The task: Each line that contains the word "name" counts once; give the total for the records below and nothing else.
══ Record list
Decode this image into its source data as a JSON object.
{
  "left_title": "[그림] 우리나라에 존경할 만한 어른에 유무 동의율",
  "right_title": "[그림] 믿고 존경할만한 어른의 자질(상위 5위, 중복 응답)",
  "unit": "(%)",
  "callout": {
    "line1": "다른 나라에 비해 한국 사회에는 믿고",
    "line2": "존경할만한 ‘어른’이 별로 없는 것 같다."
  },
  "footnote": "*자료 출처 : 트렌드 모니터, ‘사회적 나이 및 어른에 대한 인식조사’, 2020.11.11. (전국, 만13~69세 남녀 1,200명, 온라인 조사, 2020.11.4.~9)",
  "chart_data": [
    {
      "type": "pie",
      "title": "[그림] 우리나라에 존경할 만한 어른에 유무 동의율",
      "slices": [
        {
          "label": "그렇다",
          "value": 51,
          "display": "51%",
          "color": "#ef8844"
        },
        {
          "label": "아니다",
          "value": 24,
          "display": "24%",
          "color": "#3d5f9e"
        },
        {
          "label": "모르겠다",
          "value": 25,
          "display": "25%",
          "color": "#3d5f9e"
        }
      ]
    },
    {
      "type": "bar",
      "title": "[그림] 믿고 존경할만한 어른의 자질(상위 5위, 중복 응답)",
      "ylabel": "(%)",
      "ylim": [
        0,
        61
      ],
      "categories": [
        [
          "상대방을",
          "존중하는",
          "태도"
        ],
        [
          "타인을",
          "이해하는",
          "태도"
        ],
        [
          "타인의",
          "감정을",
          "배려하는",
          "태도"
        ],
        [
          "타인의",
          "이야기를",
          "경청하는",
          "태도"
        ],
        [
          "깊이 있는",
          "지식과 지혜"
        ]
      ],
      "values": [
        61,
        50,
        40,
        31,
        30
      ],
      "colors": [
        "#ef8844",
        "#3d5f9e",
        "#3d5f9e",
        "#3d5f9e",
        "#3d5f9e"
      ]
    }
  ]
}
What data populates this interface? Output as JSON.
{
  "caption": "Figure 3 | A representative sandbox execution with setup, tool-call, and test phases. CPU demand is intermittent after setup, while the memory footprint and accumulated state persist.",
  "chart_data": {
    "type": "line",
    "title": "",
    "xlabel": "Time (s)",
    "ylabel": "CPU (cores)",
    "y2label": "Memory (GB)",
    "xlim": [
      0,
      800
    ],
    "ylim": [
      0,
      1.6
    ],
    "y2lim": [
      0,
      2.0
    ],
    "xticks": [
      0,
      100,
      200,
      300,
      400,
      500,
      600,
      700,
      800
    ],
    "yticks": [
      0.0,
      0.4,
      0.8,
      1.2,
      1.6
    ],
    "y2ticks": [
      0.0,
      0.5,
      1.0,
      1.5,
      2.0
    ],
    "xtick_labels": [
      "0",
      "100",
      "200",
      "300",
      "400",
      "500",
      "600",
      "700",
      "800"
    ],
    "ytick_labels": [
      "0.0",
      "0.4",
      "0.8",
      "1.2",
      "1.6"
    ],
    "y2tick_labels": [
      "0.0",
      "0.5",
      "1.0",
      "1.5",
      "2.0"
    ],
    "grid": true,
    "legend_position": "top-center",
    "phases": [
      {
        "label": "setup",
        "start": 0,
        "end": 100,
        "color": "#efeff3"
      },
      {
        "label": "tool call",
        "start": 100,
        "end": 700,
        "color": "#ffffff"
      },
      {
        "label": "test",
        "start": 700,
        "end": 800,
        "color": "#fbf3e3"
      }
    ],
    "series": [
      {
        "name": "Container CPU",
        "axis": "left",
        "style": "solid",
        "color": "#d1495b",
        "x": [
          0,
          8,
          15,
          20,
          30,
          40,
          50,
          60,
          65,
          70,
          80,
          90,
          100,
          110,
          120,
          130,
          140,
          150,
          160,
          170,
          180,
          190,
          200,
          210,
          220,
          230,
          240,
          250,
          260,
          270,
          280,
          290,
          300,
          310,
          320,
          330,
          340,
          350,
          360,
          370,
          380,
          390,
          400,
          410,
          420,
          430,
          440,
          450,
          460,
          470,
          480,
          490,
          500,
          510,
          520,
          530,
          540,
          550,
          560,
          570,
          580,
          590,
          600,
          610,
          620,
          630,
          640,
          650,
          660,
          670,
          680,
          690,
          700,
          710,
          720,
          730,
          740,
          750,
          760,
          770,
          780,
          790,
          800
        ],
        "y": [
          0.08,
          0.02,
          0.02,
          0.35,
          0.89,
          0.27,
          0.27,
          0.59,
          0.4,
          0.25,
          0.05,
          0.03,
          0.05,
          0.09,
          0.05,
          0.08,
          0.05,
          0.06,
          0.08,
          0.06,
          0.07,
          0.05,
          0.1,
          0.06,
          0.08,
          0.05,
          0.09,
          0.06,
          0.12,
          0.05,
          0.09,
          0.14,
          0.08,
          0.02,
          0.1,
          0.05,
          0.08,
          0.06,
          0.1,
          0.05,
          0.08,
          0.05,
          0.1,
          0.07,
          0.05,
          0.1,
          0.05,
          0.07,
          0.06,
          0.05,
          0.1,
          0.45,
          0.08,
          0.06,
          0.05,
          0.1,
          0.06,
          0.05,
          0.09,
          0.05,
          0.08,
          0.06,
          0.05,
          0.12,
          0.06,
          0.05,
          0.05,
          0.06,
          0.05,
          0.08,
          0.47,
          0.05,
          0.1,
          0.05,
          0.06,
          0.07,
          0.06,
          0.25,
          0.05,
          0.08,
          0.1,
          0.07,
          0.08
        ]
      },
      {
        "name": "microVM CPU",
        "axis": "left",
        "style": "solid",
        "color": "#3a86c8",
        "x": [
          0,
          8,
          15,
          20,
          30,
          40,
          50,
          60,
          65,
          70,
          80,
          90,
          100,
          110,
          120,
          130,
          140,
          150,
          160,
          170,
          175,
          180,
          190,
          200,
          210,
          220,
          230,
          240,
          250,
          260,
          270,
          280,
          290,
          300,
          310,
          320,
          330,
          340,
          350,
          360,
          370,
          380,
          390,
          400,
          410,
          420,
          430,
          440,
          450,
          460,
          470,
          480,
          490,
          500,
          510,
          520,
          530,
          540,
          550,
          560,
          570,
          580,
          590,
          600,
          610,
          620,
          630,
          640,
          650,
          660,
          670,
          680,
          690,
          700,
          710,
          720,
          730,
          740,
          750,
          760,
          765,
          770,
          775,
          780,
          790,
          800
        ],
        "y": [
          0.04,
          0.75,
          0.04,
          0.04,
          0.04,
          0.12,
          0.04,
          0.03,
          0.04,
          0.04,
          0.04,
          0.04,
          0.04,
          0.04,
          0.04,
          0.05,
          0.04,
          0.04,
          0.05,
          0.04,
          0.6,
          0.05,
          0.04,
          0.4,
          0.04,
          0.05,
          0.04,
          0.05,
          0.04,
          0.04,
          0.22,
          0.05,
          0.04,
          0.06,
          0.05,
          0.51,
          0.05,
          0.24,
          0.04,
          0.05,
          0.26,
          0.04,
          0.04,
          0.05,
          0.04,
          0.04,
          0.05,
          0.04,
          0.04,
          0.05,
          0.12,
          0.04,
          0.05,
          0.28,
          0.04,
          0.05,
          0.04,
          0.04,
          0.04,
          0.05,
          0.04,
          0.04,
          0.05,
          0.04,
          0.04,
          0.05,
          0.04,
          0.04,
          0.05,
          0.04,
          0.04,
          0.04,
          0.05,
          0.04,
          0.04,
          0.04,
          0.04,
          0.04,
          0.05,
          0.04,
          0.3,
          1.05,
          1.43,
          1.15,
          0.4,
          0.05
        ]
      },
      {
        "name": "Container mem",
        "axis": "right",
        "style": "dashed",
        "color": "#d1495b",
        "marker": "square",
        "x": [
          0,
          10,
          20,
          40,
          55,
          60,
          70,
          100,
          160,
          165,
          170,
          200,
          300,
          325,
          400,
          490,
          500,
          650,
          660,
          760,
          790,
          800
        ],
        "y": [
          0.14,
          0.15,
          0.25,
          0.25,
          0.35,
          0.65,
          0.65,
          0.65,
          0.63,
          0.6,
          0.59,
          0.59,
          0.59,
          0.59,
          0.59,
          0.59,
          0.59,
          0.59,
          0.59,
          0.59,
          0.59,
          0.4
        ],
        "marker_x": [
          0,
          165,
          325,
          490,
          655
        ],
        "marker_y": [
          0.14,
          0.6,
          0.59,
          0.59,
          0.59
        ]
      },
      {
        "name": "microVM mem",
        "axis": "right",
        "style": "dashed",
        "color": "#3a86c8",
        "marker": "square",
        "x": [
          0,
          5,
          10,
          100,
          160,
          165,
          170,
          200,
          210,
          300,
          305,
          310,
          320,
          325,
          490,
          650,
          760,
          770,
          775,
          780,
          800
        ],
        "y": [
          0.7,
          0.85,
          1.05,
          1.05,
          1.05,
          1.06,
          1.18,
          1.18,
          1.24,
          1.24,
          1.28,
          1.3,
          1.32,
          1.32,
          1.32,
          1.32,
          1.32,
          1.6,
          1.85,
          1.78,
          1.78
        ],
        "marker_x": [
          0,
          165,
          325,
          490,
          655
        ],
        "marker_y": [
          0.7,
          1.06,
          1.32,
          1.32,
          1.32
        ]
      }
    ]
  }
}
════
Output of the task: 4